── Listing
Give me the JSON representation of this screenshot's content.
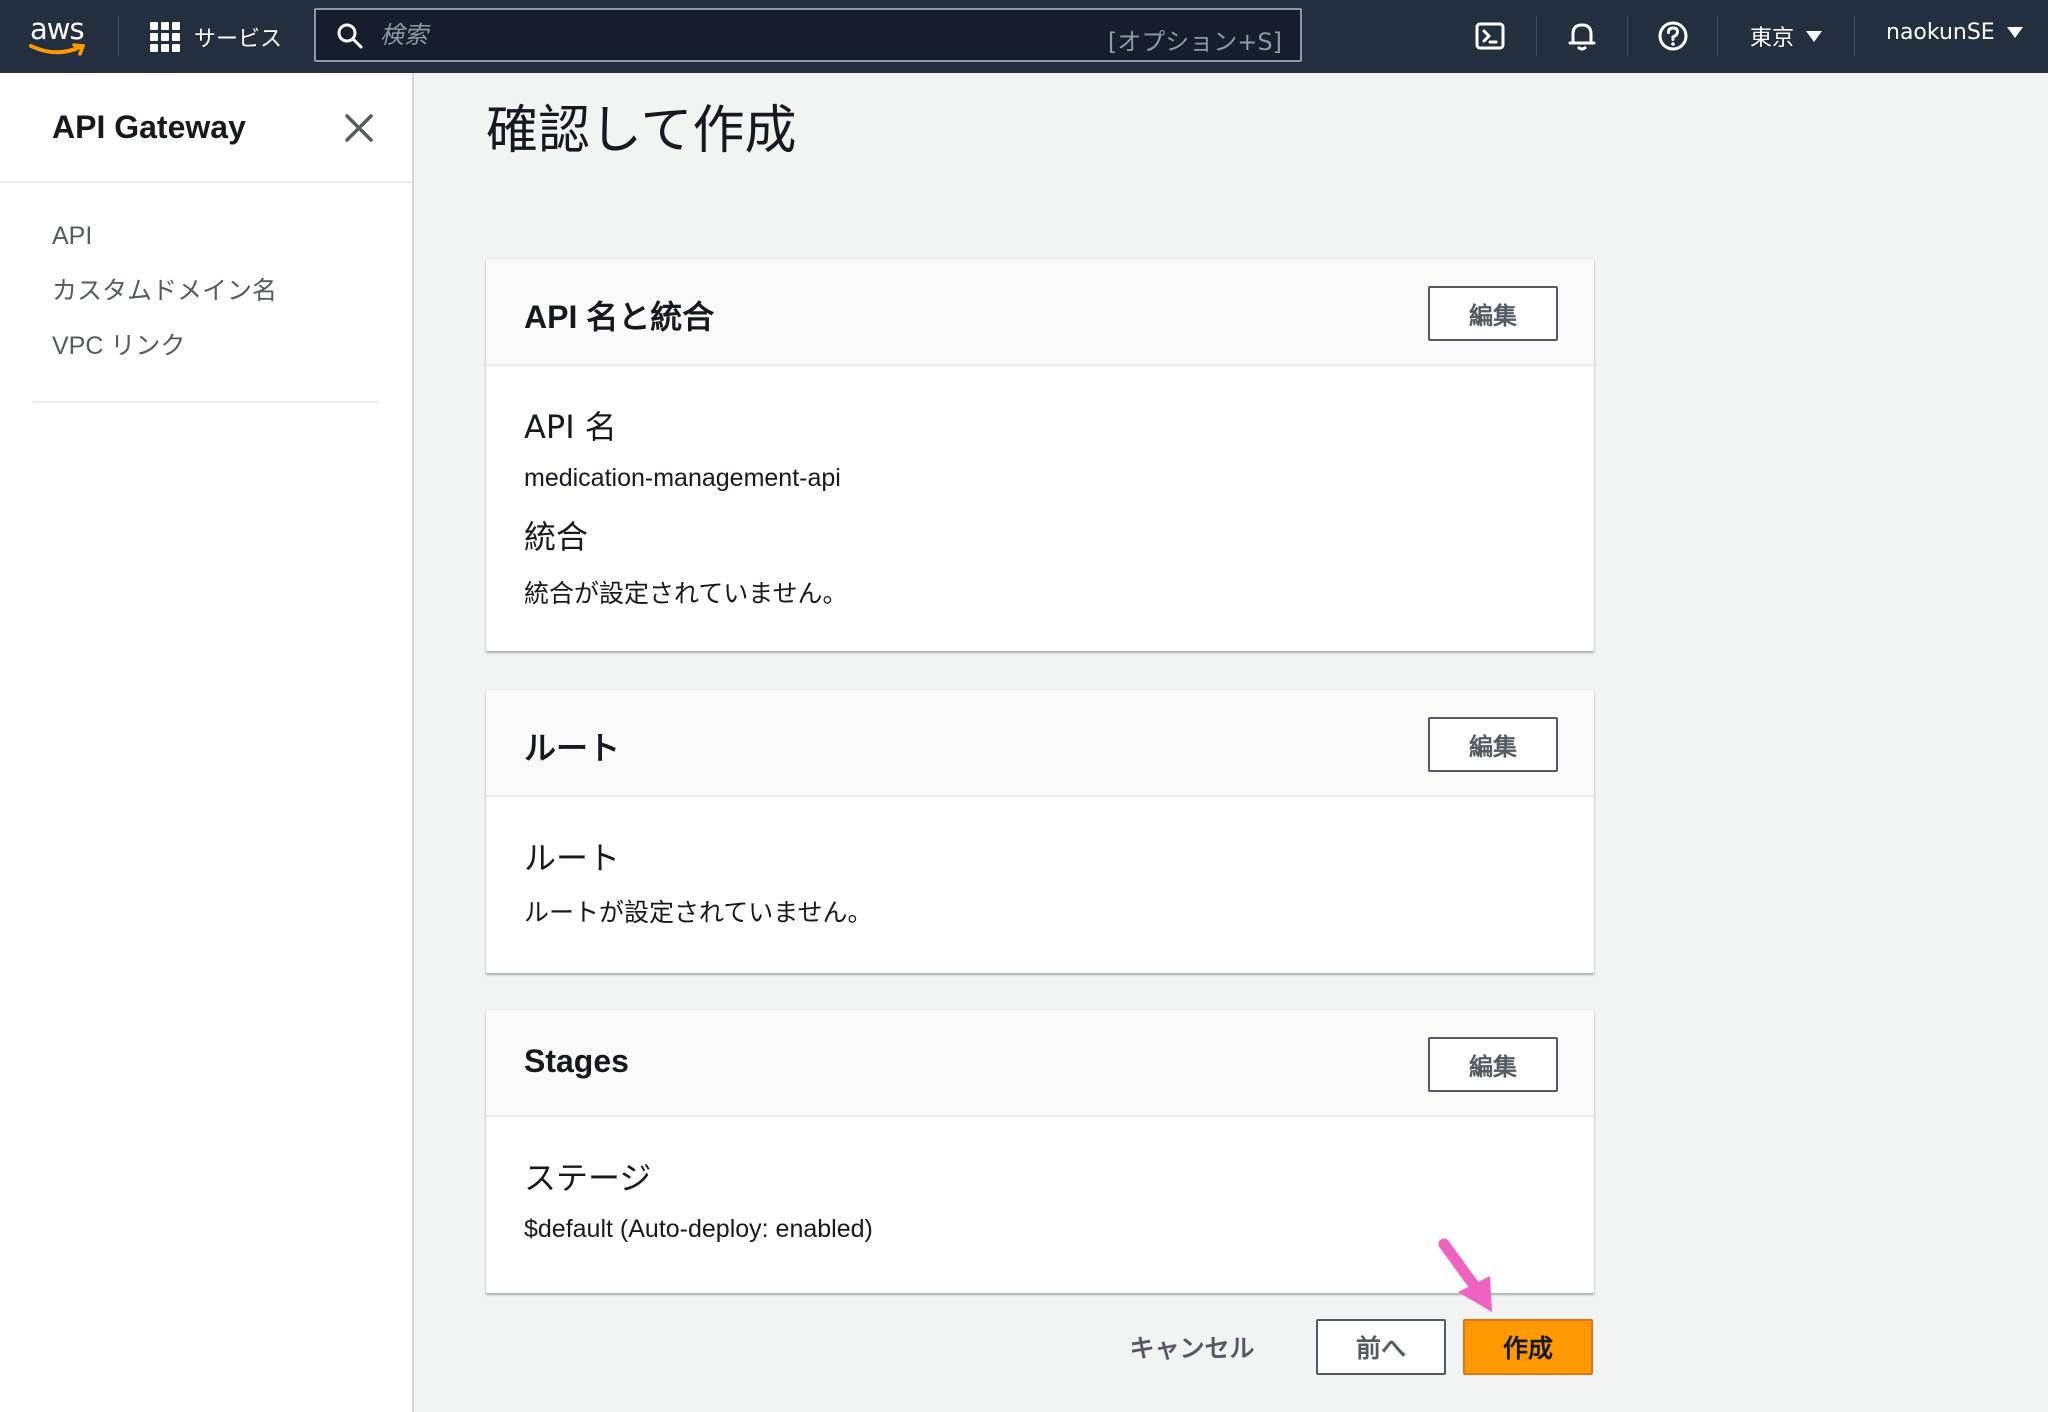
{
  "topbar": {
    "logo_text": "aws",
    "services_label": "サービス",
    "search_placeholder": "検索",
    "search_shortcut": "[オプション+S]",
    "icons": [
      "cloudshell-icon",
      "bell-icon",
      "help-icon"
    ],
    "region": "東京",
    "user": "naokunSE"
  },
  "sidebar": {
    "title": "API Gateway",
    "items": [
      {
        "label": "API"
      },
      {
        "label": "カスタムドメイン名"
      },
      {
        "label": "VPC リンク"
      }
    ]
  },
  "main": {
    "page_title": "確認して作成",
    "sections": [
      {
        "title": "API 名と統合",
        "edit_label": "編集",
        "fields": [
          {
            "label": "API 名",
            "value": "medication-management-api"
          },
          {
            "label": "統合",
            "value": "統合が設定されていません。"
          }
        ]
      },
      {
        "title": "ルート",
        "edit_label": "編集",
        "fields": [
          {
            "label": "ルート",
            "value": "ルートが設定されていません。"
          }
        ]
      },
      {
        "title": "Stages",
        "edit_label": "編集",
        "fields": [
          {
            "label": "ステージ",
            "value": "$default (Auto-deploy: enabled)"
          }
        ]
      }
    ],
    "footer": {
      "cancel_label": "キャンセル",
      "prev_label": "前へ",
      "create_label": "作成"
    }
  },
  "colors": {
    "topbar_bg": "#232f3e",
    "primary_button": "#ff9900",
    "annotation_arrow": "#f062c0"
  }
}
────
What the task requires:
Without the pictures, output the full listing exactly as it stands.

Exercise output:
Give me the JSON representation of this screenshot's content.
{
  "topbar": {
    "logo_text": "aws",
    "services_label": "サービス",
    "search_placeholder": "検索",
    "search_shortcut": "[オプション+S]",
    "icons": [
      "cloudshell-icon",
      "bell-icon",
      "help-icon"
    ],
    "region": "東京",
    "user": "naokunSE"
  },
  "sidebar": {
    "title": "API Gateway",
    "items": [
      {
        "label": "API"
      },
      {
        "label": "カスタムドメイン名"
      },
      {
        "label": "VPC リンク"
      }
    ]
  },
  "main": {
    "page_title": "確認して作成",
    "sections": [
      {
        "title": "API 名と統合",
        "edit_label": "編集",
        "fields": [
          {
            "label": "API 名",
            "value": "medication-management-api"
          },
          {
            "label": "統合",
            "value": "統合が設定されていません。"
          }
        ]
      },
      {
        "title": "ルート",
        "edit_label": "編集",
        "fields": [
          {
            "label": "ルート",
            "value": "ルートが設定されていません。"
          }
        ]
      },
      {
        "title": "Stages",
        "edit_label": "編集",
        "fields": [
          {
            "label": "ステージ",
            "value": "$default (Auto-deploy: enabled)"
          }
        ]
      }
    ],
    "footer": {
      "cancel_label": "キャンセル",
      "prev_label": "前へ",
      "create_label": "作成"
    }
  },
  "colors": {
    "topbar_bg": "#232f3e",
    "primary_button": "#ff9900",
    "annotation_arrow": "#f062c0"
  }
}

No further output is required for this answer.